### Exercise prompt
Reproduce the entries verbatim from the first line through the line containing "149, 184, 159]", both ends included, and output nothing else.

◆ ◆ ◆ ◆ ◆ ◆ ◆

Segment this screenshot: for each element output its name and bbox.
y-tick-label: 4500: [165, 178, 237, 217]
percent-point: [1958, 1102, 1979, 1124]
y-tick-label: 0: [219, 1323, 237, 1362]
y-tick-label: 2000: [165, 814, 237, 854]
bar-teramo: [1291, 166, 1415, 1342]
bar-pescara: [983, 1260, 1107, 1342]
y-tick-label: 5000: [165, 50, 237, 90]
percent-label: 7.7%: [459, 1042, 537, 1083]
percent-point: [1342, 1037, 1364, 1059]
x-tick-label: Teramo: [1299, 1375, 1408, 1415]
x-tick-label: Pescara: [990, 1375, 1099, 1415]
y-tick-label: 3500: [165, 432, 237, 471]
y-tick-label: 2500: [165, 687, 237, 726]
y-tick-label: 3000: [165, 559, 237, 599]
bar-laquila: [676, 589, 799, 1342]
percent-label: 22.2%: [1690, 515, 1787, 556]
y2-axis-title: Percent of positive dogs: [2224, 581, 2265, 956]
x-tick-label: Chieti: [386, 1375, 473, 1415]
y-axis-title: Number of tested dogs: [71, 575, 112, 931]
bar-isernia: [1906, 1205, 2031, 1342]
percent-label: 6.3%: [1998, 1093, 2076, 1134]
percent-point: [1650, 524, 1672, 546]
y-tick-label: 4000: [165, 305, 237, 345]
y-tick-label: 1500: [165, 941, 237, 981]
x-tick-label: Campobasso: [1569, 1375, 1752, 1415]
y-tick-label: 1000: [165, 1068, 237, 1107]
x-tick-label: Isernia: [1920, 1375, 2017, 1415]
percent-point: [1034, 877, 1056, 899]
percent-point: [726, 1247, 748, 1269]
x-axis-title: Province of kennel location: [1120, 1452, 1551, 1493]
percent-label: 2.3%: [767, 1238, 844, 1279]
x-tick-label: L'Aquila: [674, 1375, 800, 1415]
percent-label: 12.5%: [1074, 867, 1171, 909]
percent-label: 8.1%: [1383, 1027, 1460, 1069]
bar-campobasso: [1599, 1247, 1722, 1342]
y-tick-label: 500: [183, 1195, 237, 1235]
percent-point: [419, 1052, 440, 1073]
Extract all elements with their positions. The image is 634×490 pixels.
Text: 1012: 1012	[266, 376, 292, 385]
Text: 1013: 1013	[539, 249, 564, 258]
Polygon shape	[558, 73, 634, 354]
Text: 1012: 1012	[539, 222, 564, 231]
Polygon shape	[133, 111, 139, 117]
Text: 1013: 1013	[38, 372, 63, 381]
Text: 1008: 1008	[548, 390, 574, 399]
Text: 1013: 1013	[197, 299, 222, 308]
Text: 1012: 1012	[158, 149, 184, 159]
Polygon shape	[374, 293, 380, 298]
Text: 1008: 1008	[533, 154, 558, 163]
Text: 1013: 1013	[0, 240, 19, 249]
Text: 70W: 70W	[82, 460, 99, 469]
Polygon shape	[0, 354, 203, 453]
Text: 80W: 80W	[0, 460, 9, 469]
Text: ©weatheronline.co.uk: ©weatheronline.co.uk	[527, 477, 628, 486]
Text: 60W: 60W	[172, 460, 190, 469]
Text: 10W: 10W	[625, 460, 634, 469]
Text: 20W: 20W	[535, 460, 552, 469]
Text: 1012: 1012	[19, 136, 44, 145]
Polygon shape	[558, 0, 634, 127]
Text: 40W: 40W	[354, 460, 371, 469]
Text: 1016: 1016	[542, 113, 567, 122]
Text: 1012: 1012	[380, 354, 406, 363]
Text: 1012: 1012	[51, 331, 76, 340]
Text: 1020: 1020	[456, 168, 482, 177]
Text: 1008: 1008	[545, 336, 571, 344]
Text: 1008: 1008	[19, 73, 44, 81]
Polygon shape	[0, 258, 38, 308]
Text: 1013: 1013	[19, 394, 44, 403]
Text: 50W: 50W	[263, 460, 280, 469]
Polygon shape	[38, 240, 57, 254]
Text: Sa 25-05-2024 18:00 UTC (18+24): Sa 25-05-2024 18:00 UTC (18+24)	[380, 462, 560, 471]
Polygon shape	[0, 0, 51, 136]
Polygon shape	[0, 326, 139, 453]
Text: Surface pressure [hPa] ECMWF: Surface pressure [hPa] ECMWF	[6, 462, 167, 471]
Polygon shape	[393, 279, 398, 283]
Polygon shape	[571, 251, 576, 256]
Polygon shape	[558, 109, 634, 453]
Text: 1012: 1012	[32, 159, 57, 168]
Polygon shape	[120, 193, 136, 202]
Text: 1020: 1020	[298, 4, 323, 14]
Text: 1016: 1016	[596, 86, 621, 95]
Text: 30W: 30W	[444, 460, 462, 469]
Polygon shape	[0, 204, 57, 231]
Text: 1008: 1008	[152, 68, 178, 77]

◆ ◆ ◆ ◆ ◆ ◆ ◆

### Complete answer
Segment this screenshot: for each element output its name and bbox.
y-tick-label: 4500: [165, 178, 237, 217]
percent-point: [1958, 1102, 1979, 1124]
y-tick-label: 0: [219, 1323, 237, 1362]
y-tick-label: 2000: [165, 814, 237, 854]
bar-teramo: [1291, 166, 1415, 1342]
bar-pescara: [983, 1260, 1107, 1342]
y-tick-label: 5000: [165, 50, 237, 90]
percent-label: 7.7%: [459, 1042, 537, 1083]
percent-point: [1342, 1037, 1364, 1059]
x-tick-label: Teramo: [1299, 1375, 1408, 1415]
x-tick-label: Pescara: [990, 1375, 1099, 1415]
y-tick-label: 3500: [165, 432, 237, 471]
y-tick-label: 2500: [165, 687, 237, 726]
y-tick-label: 3000: [165, 559, 237, 599]
bar-laquila: [676, 589, 799, 1342]
percent-label: 22.2%: [1690, 515, 1787, 556]
y2-axis-title: Percent of positive dogs: [2224, 581, 2265, 956]
x-tick-label: Chieti: [386, 1375, 473, 1415]
y-axis-title: Number of tested dogs: [71, 575, 112, 931]
bar-isernia: [1906, 1205, 2031, 1342]
percent-label: 6.3%: [1998, 1093, 2076, 1134]
percent-point: [1650, 524, 1672, 546]
y-tick-label: 4000: [165, 305, 237, 345]
y-tick-label: 1500: [165, 941, 237, 981]
x-tick-label: Campobasso: [1569, 1375, 1752, 1415]
y-tick-label: 1000: [165, 1068, 237, 1107]
x-tick-label: Isernia: [1920, 1375, 2017, 1415]
percent-point: [1034, 877, 1056, 899]
percent-point: [726, 1247, 748, 1269]
x-axis-title: Province of kennel location: [1120, 1452, 1551, 1493]
percent-label: 2.3%: [767, 1238, 844, 1279]
x-tick-label: L'Aquila: [674, 1375, 800, 1415]
percent-label: 12.5%: [1074, 867, 1171, 909]
percent-label: 8.1%: [1383, 1027, 1460, 1069]
bar-campobasso: [1599, 1247, 1722, 1342]
y-tick-label: 500: [183, 1195, 237, 1235]
percent-point: [419, 1052, 440, 1073]
Extract all elements with their positions. The image is 634×490 pixels.
Text: 1012: 1012	[266, 376, 292, 385]
Text: 1013: 1013	[539, 249, 564, 258]
Polygon shape	[558, 73, 634, 354]
Text: 1012: 1012	[539, 222, 564, 231]
Polygon shape	[133, 111, 139, 117]
Text: 1013: 1013	[38, 372, 63, 381]
Text: 1008: 1008	[548, 390, 574, 399]
Text: 1013: 1013	[197, 299, 222, 308]
Text: 1012: 1012	[158, 149, 184, 159]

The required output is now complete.